*The problem*
Collect every line that includes the string "either".

*Dataset extract*
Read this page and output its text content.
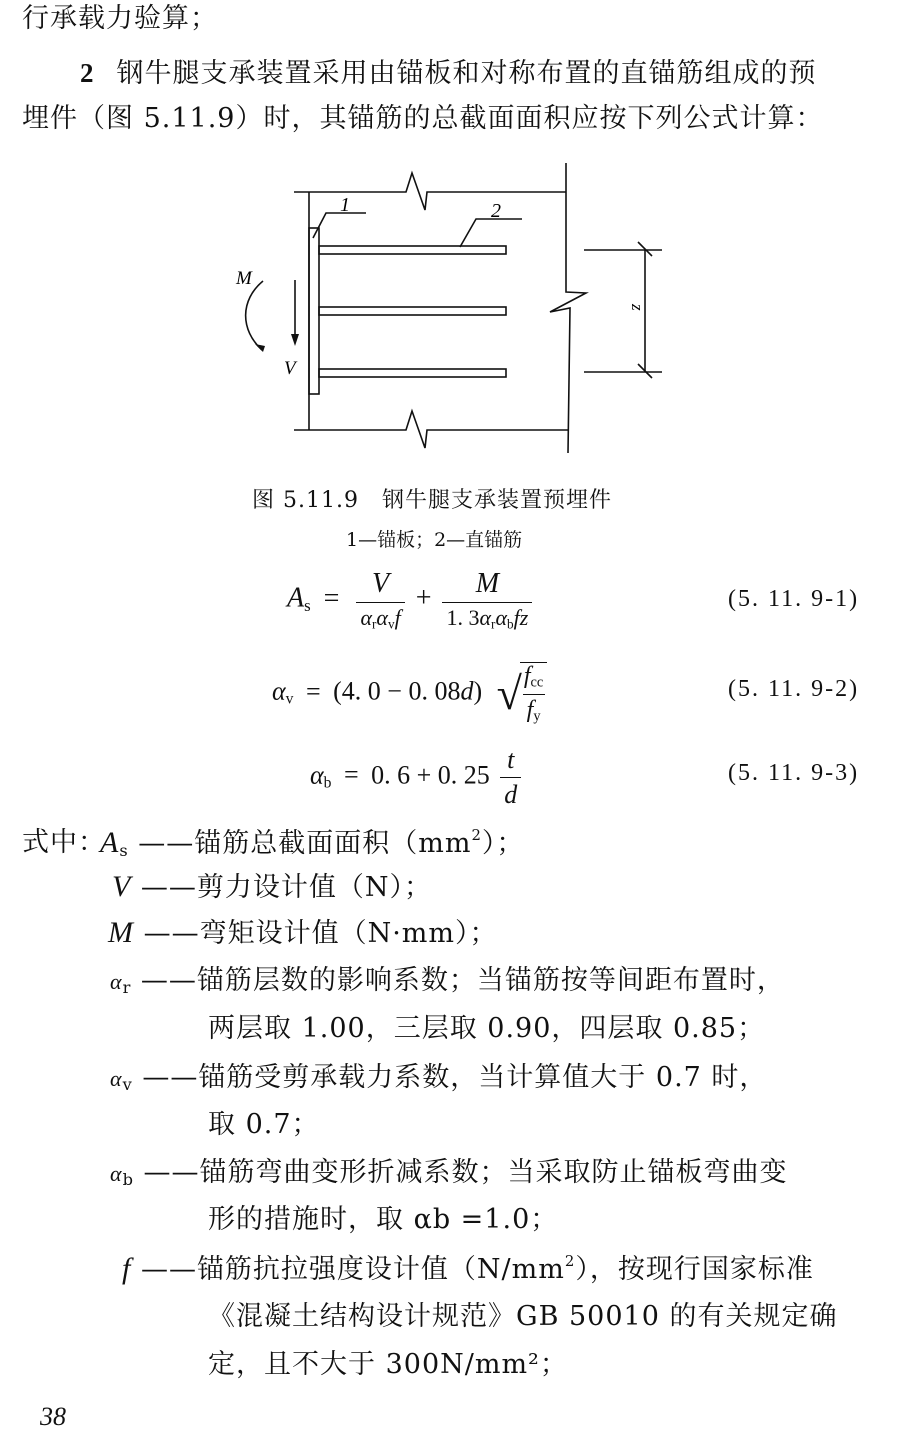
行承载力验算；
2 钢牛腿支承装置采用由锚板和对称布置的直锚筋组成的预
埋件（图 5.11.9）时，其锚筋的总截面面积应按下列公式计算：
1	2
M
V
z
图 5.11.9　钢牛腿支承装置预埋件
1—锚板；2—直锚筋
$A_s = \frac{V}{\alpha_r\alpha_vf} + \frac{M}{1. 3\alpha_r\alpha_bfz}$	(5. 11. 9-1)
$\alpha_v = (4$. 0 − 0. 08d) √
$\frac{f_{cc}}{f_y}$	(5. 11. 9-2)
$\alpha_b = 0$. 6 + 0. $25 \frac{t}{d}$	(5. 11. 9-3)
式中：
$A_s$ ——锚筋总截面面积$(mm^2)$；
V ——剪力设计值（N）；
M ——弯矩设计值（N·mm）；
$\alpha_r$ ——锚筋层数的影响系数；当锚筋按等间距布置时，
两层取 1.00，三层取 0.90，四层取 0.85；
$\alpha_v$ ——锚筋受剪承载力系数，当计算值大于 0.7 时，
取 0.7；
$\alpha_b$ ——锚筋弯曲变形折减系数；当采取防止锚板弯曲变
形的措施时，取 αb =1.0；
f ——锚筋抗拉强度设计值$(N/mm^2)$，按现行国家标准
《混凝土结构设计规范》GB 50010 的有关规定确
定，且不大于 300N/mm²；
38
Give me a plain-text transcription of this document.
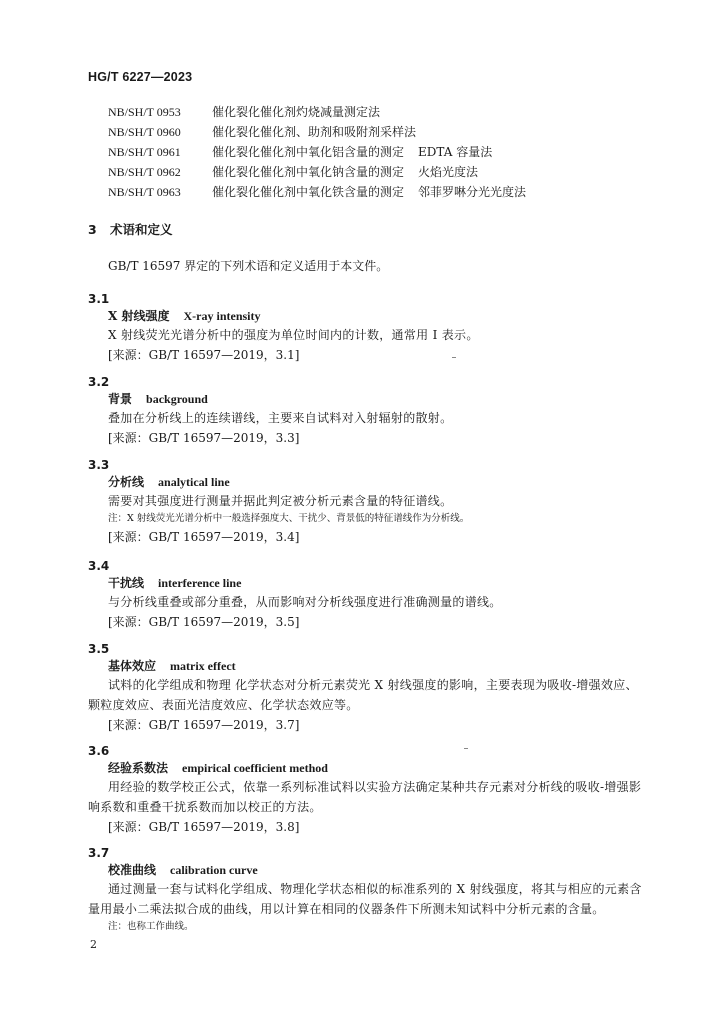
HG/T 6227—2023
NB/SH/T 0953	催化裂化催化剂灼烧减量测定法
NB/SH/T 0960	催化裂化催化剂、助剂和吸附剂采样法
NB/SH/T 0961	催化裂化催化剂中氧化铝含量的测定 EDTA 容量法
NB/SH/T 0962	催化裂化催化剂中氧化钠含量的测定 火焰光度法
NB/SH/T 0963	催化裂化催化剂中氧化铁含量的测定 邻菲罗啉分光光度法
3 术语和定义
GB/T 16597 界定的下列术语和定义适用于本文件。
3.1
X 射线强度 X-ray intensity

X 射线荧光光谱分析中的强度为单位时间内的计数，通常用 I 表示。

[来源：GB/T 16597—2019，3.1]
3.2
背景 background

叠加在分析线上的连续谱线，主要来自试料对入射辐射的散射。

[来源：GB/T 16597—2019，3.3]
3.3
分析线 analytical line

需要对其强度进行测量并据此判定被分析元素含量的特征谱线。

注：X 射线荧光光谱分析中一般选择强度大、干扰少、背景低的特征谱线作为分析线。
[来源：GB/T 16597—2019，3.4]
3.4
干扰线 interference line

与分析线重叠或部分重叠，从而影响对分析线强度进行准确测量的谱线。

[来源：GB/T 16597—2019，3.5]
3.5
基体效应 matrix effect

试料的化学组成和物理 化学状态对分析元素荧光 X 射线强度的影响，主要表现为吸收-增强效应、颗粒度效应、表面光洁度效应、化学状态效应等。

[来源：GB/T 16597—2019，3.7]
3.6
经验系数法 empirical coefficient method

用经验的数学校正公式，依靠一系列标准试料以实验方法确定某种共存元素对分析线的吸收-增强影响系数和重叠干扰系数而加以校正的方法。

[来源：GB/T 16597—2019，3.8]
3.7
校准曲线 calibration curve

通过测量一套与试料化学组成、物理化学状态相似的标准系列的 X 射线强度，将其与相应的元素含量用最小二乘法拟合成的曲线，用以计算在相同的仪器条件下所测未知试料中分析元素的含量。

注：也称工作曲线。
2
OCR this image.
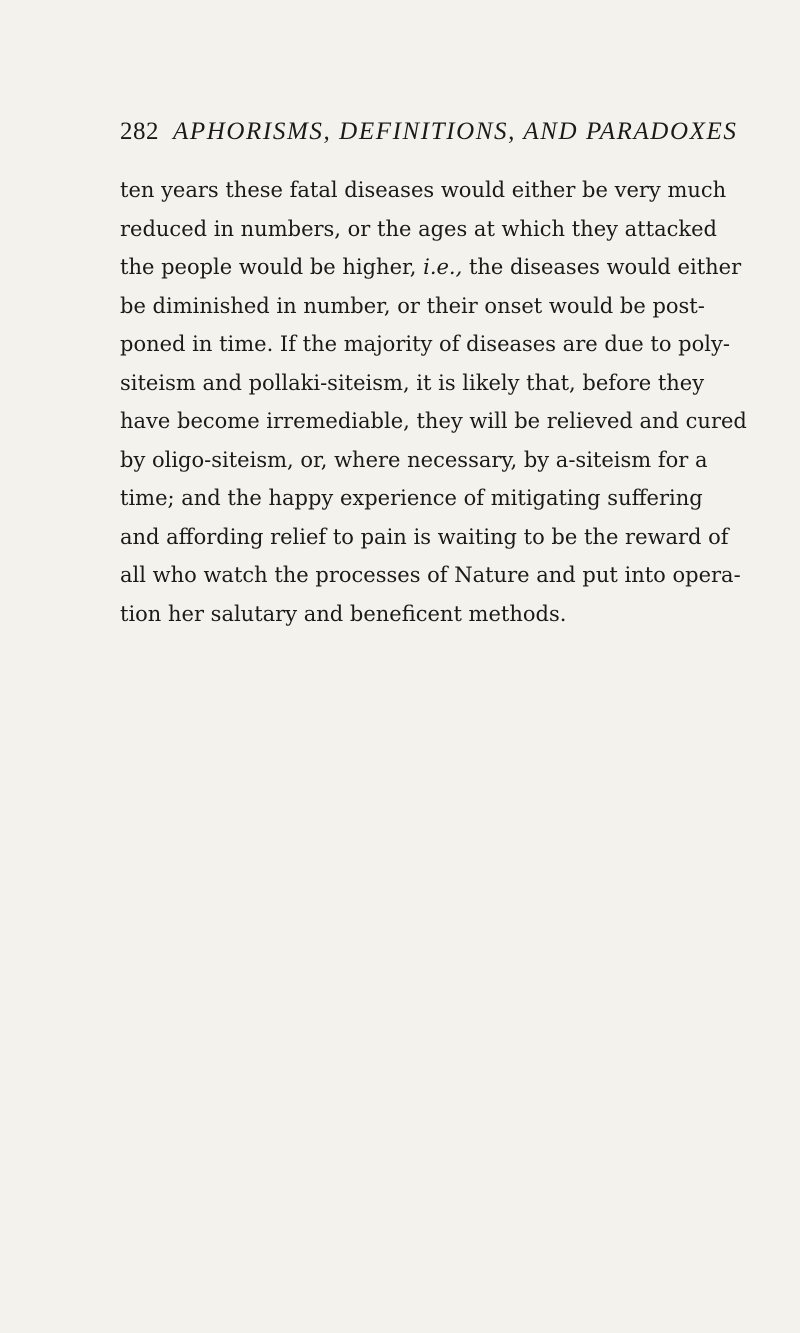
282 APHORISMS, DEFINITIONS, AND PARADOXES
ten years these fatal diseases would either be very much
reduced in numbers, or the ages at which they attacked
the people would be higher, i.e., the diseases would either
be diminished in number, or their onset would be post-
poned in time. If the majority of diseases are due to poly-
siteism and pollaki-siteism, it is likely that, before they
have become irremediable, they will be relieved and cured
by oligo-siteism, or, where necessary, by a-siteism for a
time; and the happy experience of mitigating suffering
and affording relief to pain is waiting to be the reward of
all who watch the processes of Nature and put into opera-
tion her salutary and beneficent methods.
...
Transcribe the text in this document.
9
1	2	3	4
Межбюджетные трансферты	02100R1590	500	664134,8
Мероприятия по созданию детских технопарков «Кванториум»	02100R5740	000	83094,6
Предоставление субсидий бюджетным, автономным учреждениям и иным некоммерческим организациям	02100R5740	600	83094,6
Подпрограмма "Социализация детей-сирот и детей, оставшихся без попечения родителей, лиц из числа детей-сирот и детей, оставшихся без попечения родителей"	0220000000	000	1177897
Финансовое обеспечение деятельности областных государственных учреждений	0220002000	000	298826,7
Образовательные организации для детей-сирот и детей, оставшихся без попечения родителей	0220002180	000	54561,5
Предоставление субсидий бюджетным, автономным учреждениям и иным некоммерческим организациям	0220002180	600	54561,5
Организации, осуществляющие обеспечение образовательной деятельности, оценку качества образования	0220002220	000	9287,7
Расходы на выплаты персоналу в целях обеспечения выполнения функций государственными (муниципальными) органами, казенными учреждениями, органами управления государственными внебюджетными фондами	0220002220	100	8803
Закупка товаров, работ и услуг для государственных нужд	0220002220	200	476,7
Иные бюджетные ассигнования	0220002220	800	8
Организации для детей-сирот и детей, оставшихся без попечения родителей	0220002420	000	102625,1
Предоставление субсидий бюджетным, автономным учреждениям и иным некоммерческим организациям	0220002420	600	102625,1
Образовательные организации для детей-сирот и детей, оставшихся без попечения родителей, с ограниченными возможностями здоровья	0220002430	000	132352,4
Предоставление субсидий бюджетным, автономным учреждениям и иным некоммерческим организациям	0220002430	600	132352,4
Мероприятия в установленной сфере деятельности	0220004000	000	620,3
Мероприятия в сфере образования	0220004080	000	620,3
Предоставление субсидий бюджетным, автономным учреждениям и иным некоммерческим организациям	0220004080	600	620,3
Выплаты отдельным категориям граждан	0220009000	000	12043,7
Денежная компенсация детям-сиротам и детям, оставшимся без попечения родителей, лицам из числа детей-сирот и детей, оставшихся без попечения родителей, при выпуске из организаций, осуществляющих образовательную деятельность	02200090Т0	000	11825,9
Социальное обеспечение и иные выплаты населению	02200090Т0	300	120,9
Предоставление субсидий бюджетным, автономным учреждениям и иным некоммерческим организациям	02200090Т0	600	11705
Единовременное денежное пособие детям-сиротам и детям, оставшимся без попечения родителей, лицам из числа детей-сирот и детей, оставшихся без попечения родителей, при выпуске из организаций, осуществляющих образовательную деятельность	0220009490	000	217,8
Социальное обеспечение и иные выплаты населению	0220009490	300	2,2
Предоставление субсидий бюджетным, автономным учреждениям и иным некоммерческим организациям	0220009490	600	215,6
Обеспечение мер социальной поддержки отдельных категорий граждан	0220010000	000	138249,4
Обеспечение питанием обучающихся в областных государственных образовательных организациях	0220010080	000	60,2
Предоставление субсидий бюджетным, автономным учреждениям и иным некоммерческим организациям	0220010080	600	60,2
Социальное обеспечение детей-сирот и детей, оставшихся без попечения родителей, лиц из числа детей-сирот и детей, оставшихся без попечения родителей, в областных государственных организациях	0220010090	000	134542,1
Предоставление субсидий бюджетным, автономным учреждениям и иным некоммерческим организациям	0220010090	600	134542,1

*Solution to the problem*
ten years these fatal diseases would either be very much
the people would be higher, i.e., the diseases would either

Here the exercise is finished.